Stored items:
((

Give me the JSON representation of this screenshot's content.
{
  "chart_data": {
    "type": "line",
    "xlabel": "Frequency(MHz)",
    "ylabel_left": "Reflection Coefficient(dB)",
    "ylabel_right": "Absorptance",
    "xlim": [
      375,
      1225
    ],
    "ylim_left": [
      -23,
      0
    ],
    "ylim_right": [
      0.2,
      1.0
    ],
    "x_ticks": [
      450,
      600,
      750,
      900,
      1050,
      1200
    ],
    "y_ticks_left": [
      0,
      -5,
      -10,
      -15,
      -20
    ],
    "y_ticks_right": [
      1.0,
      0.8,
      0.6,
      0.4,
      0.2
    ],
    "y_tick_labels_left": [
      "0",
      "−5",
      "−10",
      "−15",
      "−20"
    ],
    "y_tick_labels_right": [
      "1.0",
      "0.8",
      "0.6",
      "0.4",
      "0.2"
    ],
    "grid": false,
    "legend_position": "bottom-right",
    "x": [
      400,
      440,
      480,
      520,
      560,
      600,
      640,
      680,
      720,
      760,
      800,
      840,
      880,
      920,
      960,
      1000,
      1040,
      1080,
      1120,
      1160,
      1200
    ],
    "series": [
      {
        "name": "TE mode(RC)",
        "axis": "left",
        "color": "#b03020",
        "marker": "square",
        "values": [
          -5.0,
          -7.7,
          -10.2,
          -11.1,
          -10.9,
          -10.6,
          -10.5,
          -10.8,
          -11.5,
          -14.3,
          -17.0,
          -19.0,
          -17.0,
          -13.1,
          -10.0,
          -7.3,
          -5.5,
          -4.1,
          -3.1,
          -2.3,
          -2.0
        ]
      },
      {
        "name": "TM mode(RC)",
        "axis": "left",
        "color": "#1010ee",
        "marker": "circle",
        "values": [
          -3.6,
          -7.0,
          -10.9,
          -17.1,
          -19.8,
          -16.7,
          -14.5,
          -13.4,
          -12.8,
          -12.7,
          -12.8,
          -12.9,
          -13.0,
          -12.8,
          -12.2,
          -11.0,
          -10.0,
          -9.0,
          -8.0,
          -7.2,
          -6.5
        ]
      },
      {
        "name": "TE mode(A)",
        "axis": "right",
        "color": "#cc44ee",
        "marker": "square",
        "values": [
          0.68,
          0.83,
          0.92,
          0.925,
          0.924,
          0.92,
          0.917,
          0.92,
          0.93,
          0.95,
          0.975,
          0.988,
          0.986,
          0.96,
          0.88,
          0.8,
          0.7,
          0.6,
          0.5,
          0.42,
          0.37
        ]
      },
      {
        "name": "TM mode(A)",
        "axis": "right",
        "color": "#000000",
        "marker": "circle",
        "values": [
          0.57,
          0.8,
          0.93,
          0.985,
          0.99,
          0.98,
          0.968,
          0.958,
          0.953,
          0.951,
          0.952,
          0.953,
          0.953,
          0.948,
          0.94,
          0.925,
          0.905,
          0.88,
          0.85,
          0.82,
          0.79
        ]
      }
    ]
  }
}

))

▶ [What you should do] Gather up the lines containing the word "color" from these records and copy them.

▶ [Task output]
        "color": "#b03020",
        "color": "#1010ee",
        "color": "#cc44ee",
        "color": "#000000",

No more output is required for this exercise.